Available records:
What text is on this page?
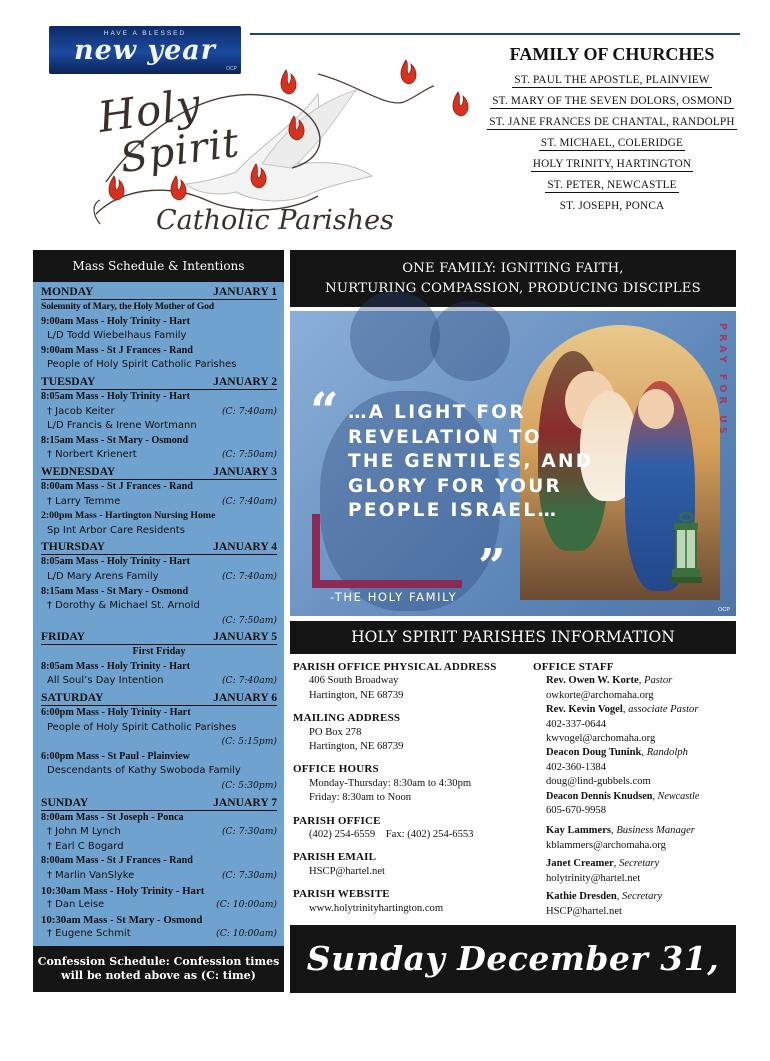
HAVE A BLESSED
new year
OCP
Holy
Spirit
Catholic Parishes
FAMILY OF CHURCHES
ST. PAUL THE APOSTLE, PLAINVIEW
ST. MARY OF THE SEVEN DOLORS, OSMOND
ST. JANE FRANCES DE CHANTAL, RANDOLPH
ST. MICHAEL, COLERIDGE
HOLY TRINITY, HARTINGTON
ST. PETER, NEWCASTLE
ST. JOSEPH, PONCA
Mass Schedule & Intentions
MONDAY	JANUARY 1
Solemnity of Mary, the Holy Mother of God
9:00am Mass - Holy Trinity - Hart
L/D Todd Wiebelhaus Family
9:00am Mass - St J Frances - Rand
People of Holy Spirit Catholic Parishes
TUESDAY	JANUARY 2
8:05am Mass - Holy Trinity - Hart
† Jacob Keiter	(C: 7:40am)
L/D Francis & Irene Wortmann
8:15am Mass - St Mary - Osmond
† Norbert Krienert	(C: 7:50am)
WEDNESDAY	JANUARY 3
8:00am Mass - St J Frances - Rand
† Larry Temme	(C: 7:40am)
2:00pm Mass - Hartington Nursing Home
Sp Int Arbor Care Residents
THURSDAY	JANUARY 4
8:05am Mass - Holy Trinity - Hart
L/D Mary Arens Family	(C: 7:40am)
8:15am Mass - St Mary - Osmond
† Dorothy & Michael St. Arnold
(C: 7:50am)
FRIDAY	JANUARY 5
First Friday
8:05am Mass - Holy Trinity - Hart
All Soul’s Day Intention	(C: 7:40am)
SATURDAY	JANUARY 6
6:00pm Mass - Holy Trinity - Hart
People of Holy Spirit Catholic Parishes
(C: 5:15pm)
6:00pm Mass - St Paul - Plainview
Descendants of Kathy Swoboda Family
(C: 5:30pm)
SUNDAY	JANUARY 7
8:00am Mass - St Joseph - Ponca
† John M Lynch	(C: 7:30am)
† Earl C Bogard
8:00am Mass - St J Frances - Rand
† Marlin VanSlyke	(C: 7:30am)
10:30am Mass - Holy Trinity - Hart
† Dan Leise	(C: 10:00am)
10:30am Mass - St Mary - Osmond
† Eugene Schmit	(C: 10:00am)
Confession Schedule: Confession times
will be noted above as (C: time)
ONE FAMILY: IGNITING FAITH,
NURTURING COMPASSION, PRODUCING DISCIPLES
“ …A LIGHT FOR
REVELATION TO
THE GENTILES, AND
GLORY FOR YOUR
PEOPLE ISRAEL…
”
-THE HOLY FAMILY
PRAY FOR US
OCP
HOLY SPIRIT PARISHES INFORMATION
PARISH OFFICE PHYSICAL ADDRESS
406 South Broadway
Hartington, NE 68739
MAILING ADDRESS
PO Box 278
Hartington, NE 68739
OFFICE HOURS
Monday-Thursday: 8:30am to 4:30pm
Friday: 8:30am to Noon
PARISH OFFICE
(402) 254-6559    Fax: (402) 254-6553
PARISH EMAIL
HSCP@hartel.net
PARISH WEBSITE
www.holytrinityhartington.com
OFFICE STAFF
Rev. Owen W. Korte, Pastor
owkorte@archomaha.org
Rev. Kevin Vogel, associate Pastor
402-337-0644
kwvogel@archomaha.org
Deacon Doug Tunink, Randolph
402-360-1384
doug@lind-gubbels.com
Deacon Dennis Knudsen, Newcastle
605-670-9958
Kay Lammers, Business Manager
kblammers@archomaha.org
Janet Creamer, Secretary
holytrinity@hartel.net
Kathie Dresden, Secretary
HSCP@hartel.net
Sunday December 31, 2023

What is required: Repeat the entries exactly and keep the pictures out of the copy.

Right answer:
What text is on this page?
HAVE A BLESSED
new year
OCP
Holy
Spirit
Catholic Parishes
FAMILY OF CHURCHES
ST. PAUL THE APOSTLE, PLAINVIEW
ST. MARY OF THE SEVEN DOLORS, OSMOND
ST. JANE FRANCES DE CHANTAL, RANDOLPH
ST. MICHAEL, COLERIDGE
HOLY TRINITY, HARTINGTON
ST. PETER, NEWCASTLE
ST. JOSEPH, PONCA
Mass Schedule & Intentions
MONDAY	JANUARY 1
Solemnity of Mary, the Holy Mother of God
9:00am Mass - Holy Trinity - Hart
L/D Todd Wiebelhaus Family
9:00am Mass - St J Frances - Rand
People of Holy Spirit Catholic Parishes
TUESDAY	JANUARY 2
8:05am Mass - Holy Trinity - Hart
† Jacob Keiter	(C: 7:40am)
L/D Francis & Irene Wortmann
8:15am Mass - St Mary - Osmond
† Norbert Krienert	(C: 7:50am)
WEDNESDAY	JANUARY 3
8:00am Mass - St J Frances - Rand
† Larry Temme	(C: 7:40am)
2:00pm Mass - Hartington Nursing Home
Sp Int Arbor Care Residents
THURSDAY	JANUARY 4
8:05am Mass - Holy Trinity - Hart
L/D Mary Arens Family	(C: 7:40am)
8:15am Mass - St Mary - Osmond
† Dorothy & Michael St. Arnold
(C: 7:50am)
FRIDAY	JANUARY 5
First Friday
8:05am Mass - Holy Trinity - Hart
All Soul’s Day Intention	(C: 7:40am)
SATURDAY	JANUARY 6
6:00pm Mass - Holy Trinity - Hart
People of Holy Spirit Catholic Parishes
(C: 5:15pm)
6:00pm Mass - St Paul - Plainview
Descendants of Kathy Swoboda Family
(C: 5:30pm)
SUNDAY	JANUARY 7
8:00am Mass - St Joseph - Ponca
† John M Lynch	(C: 7:30am)
† Earl C Bogard
8:00am Mass - St J Frances - Rand
† Marlin VanSlyke	(C: 7:30am)
10:30am Mass - Holy Trinity - Hart
† Dan Leise	(C: 10:00am)
10:30am Mass - St Mary - Osmond
† Eugene Schmit	(C: 10:00am)
Confession Schedule: Confession times
will be noted above as (C: time)
ONE FAMILY: IGNITING FAITH,
NURTURING COMPASSION, PRODUCING DISCIPLES
“ …A LIGHT FOR
REVELATION TO
THE GENTILES, AND
GLORY FOR YOUR
PEOPLE ISRAEL…
”
-THE HOLY FAMILY
PRAY FOR US
OCP
HOLY SPIRIT PARISHES INFORMATION
PARISH OFFICE PHYSICAL ADDRESS
406 South Broadway
Hartington, NE 68739
MAILING ADDRESS
PO Box 278
Hartington, NE 68739
OFFICE HOURS
Monday-Thursday: 8:30am to 4:30pm
Friday: 8:30am to Noon
PARISH OFFICE
(402) 254-6559    Fax: (402) 254-6553
PARISH EMAIL
HSCP@hartel.net
PARISH WEBSITE
www.holytrinityhartington.com
OFFICE STAFF
Rev. Owen W. Korte, Pastor
owkorte@archomaha.org
Rev. Kevin Vogel, associate Pastor
402-337-0644
kwvogel@archomaha.org
Deacon Doug Tunink, Randolph
402-360-1384
doug@lind-gubbels.com
Deacon Dennis Knudsen, Newcastle
605-670-9958
Kay Lammers, Business Manager
kblammers@archomaha.org
Janet Creamer, Secretary
holytrinity@hartel.net
Kathie Dresden, Secretary
HSCP@hartel.net
Sunday December 31, 2023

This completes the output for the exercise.